**The task:**
Using the listing below, copy every line that mentions "this".

**The records:**
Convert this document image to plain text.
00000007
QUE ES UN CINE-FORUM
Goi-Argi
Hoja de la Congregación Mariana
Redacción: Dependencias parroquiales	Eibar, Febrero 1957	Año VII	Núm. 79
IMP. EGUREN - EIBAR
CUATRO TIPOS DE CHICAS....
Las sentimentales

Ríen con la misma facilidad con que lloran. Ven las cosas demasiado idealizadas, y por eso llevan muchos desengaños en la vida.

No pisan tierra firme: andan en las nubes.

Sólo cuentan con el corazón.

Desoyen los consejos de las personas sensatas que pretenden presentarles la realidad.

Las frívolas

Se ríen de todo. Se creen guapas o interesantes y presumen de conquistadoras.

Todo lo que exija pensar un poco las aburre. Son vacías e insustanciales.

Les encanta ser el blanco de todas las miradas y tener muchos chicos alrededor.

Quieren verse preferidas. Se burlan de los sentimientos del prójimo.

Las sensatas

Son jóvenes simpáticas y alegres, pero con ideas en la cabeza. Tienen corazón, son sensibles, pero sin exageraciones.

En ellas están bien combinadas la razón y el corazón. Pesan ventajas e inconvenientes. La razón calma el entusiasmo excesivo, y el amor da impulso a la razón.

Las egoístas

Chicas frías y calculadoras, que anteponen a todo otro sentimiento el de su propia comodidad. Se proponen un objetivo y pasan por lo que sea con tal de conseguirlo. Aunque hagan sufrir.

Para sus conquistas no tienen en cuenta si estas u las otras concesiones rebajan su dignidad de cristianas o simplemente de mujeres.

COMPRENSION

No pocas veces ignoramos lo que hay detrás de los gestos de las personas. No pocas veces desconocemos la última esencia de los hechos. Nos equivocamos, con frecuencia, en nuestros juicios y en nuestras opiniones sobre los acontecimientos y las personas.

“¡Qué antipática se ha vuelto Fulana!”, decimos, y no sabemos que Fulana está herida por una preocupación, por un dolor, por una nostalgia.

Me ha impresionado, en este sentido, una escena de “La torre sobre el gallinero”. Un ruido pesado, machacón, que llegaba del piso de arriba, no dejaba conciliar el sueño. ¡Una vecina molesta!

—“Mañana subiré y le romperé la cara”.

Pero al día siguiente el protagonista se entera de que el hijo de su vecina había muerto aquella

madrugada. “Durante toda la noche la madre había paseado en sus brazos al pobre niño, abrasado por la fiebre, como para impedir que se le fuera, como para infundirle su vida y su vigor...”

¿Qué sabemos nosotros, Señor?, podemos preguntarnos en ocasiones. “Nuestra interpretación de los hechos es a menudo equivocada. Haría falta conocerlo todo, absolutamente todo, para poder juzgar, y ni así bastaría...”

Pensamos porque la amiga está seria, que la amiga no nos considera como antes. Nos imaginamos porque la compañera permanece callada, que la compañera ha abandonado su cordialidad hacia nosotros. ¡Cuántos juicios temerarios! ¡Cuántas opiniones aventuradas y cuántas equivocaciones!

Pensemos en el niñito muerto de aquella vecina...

--

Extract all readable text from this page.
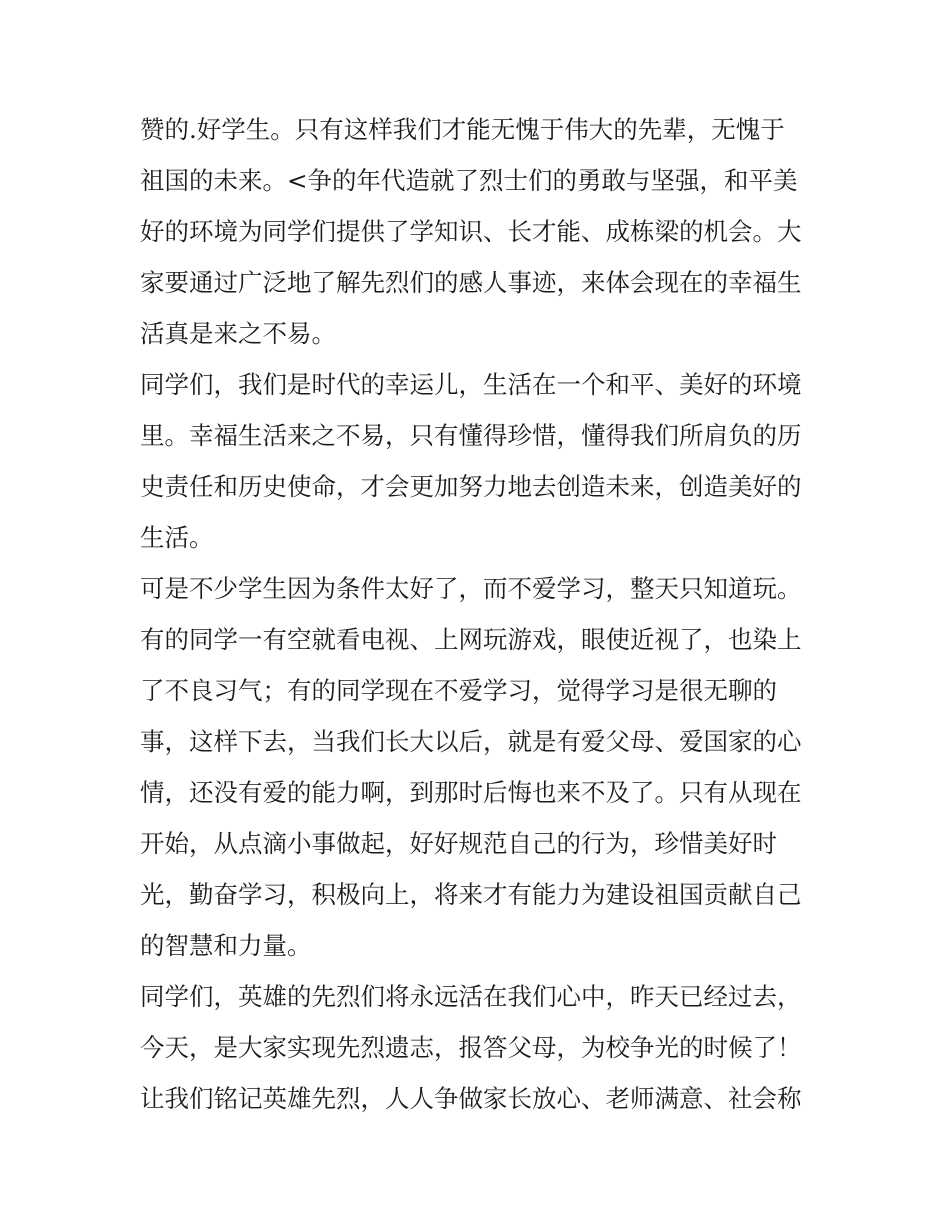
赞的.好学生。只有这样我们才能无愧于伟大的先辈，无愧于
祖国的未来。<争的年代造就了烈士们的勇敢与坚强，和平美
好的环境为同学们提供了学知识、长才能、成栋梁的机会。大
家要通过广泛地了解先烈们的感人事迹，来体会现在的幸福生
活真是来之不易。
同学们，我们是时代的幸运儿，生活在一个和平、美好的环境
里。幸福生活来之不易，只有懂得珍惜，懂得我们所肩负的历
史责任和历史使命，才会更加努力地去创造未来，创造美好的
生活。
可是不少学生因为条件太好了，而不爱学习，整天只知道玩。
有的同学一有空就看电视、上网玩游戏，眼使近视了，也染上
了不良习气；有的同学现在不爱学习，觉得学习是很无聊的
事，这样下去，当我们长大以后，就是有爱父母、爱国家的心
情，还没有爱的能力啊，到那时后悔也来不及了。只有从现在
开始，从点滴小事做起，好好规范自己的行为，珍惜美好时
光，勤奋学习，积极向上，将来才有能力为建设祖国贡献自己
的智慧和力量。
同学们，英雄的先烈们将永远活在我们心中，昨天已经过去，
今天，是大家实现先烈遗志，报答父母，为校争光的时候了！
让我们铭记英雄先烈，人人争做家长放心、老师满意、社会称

**Worked answer:**
Convert this document image to plain text.
Extract all readable text from this page.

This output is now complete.